[START]

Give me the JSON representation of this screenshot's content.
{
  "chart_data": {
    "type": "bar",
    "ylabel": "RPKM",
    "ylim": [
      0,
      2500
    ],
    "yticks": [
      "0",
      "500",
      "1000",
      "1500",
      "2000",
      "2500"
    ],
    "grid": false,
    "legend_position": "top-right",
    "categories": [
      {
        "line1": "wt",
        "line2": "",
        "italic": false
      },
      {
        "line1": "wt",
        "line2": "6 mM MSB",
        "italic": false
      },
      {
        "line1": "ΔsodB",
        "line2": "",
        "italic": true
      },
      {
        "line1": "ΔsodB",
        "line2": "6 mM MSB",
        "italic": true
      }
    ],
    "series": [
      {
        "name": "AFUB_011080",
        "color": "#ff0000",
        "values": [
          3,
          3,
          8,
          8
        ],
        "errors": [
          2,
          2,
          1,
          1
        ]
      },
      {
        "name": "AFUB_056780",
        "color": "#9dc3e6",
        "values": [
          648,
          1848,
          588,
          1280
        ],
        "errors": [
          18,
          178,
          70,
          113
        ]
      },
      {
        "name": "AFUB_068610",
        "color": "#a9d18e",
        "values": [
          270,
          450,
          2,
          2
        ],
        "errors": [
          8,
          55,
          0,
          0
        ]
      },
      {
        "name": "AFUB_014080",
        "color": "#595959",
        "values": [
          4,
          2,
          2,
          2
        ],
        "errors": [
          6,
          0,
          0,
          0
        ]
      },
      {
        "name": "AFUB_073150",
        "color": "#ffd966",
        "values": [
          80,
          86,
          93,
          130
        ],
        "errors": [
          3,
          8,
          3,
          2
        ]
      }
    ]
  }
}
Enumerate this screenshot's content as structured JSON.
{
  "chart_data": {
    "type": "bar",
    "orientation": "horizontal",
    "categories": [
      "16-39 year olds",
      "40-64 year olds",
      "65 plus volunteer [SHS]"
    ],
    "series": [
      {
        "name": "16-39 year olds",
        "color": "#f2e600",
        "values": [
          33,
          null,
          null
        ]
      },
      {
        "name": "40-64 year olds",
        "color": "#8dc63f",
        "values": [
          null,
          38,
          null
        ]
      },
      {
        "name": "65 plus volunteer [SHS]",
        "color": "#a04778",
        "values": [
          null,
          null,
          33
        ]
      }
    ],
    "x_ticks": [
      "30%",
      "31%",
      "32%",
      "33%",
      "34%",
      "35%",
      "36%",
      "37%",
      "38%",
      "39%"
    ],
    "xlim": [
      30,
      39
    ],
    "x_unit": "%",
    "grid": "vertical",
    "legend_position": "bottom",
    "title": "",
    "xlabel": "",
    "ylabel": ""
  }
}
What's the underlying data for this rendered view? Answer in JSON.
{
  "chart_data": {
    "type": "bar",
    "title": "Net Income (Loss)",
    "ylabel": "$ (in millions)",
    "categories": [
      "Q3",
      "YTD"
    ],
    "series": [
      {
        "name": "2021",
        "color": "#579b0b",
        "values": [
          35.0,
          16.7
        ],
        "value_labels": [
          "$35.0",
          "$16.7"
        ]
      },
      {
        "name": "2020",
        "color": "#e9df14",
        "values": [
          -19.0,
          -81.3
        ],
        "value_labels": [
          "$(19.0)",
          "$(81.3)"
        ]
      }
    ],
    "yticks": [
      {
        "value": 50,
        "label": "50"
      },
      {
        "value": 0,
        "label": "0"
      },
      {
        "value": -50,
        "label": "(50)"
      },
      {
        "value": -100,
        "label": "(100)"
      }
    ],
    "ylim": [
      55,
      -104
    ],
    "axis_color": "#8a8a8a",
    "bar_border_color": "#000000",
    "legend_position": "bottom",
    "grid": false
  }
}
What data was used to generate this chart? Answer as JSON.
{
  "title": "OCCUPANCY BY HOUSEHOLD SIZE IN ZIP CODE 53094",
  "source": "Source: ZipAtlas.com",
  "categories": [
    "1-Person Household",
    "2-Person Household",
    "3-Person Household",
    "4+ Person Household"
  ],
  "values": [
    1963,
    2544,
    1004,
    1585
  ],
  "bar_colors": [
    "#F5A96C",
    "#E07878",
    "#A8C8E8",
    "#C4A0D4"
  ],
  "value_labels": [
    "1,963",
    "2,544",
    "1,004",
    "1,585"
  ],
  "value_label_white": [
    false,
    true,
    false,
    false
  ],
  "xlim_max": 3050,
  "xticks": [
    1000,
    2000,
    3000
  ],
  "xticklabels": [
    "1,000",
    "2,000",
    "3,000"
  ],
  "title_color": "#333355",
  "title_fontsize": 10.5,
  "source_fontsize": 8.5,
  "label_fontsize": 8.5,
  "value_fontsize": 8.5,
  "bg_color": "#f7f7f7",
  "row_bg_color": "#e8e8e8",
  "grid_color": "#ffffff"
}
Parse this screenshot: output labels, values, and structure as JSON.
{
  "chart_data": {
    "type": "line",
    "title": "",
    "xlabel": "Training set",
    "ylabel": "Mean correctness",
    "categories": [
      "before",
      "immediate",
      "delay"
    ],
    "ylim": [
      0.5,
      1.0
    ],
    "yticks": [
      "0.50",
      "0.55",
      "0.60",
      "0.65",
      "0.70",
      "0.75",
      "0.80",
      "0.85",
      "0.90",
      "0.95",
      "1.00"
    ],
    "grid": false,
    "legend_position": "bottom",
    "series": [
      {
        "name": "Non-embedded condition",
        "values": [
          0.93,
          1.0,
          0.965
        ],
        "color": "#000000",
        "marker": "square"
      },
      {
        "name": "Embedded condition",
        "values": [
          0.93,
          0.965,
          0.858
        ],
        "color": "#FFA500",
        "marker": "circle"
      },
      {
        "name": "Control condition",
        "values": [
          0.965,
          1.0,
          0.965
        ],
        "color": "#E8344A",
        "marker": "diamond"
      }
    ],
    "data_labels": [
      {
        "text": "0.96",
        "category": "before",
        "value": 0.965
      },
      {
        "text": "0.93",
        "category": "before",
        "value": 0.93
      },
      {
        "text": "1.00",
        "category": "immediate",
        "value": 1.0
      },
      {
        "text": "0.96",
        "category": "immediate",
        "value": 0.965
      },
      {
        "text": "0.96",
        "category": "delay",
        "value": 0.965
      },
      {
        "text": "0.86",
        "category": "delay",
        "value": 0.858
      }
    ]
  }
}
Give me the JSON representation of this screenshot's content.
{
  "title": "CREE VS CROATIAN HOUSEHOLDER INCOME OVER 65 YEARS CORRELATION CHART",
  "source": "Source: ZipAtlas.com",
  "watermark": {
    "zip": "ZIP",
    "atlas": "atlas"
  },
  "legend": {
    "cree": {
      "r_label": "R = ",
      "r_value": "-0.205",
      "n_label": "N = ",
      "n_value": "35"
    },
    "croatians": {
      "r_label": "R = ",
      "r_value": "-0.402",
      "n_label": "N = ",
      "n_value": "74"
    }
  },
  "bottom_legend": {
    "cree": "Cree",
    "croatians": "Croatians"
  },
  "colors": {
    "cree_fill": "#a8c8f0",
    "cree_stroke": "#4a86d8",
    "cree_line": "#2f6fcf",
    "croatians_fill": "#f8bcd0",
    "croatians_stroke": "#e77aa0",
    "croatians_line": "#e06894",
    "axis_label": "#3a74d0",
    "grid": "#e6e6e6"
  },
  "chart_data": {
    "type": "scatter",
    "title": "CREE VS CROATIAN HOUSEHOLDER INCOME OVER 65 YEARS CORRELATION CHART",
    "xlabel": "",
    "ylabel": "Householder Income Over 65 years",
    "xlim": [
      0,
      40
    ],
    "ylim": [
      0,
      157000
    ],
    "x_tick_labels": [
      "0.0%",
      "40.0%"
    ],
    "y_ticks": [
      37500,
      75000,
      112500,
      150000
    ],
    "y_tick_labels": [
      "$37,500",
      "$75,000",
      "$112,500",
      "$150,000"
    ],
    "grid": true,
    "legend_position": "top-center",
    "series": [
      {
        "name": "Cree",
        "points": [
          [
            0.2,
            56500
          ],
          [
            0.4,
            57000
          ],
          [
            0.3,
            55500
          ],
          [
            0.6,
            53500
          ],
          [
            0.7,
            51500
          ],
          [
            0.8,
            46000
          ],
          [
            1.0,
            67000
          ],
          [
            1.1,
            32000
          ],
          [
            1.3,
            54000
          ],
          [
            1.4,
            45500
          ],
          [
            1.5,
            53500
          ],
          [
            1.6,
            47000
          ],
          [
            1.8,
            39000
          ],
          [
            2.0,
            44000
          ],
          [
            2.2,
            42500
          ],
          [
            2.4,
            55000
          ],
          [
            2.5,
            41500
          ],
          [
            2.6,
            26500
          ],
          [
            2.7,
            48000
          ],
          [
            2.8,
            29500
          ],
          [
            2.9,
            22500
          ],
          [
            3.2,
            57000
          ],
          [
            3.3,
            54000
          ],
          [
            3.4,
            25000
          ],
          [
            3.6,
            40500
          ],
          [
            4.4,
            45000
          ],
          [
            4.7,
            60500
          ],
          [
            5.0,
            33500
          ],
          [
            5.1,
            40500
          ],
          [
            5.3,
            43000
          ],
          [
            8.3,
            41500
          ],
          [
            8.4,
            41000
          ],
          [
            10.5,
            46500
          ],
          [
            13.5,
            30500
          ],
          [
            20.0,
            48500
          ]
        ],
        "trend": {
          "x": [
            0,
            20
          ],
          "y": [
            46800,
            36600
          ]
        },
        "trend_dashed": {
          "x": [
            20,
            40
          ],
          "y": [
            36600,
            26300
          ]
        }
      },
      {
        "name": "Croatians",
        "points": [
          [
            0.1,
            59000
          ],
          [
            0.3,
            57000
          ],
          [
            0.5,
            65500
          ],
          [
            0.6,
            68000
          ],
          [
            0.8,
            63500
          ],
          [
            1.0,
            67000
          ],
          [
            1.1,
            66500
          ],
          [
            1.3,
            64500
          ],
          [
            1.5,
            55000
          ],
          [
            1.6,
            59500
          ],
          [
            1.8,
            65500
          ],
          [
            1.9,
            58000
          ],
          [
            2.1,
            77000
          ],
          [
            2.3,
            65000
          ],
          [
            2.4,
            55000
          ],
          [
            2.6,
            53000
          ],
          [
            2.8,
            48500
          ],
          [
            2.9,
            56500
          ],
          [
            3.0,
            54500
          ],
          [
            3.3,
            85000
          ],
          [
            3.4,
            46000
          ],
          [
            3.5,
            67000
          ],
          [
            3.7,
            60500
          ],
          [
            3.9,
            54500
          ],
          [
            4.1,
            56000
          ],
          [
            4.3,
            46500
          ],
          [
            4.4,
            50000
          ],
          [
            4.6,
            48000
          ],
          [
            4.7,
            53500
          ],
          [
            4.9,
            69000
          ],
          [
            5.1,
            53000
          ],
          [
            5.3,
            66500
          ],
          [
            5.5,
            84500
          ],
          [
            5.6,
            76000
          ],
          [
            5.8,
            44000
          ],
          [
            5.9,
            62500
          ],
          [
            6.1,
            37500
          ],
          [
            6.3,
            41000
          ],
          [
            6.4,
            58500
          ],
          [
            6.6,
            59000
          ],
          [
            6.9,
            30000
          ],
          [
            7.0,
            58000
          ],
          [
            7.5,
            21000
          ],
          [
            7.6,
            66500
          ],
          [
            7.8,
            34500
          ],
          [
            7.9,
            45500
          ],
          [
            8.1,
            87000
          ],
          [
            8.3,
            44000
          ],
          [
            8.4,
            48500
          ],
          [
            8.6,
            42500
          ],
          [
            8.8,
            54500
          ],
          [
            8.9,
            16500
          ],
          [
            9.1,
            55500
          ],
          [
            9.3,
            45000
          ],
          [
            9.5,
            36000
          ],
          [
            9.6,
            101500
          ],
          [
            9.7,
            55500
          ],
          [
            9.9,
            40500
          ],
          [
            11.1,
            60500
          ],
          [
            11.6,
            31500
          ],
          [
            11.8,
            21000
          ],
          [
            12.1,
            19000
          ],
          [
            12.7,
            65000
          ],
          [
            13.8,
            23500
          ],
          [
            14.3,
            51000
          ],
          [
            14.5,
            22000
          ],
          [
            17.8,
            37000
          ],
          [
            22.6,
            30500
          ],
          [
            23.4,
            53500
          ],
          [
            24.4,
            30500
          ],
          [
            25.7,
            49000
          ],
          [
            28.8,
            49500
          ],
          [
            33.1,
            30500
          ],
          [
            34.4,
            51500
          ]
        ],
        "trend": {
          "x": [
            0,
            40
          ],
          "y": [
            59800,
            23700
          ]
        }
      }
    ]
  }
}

[END]

EXERCISE GOAL ▸ Go through the entries above and pull out each line with "What" in it.

WRITTEN SOLUTION ▸
What's the underlying data for this rendered view? Answer in JSON.
What data was used to generate this chart? Answer as JSON.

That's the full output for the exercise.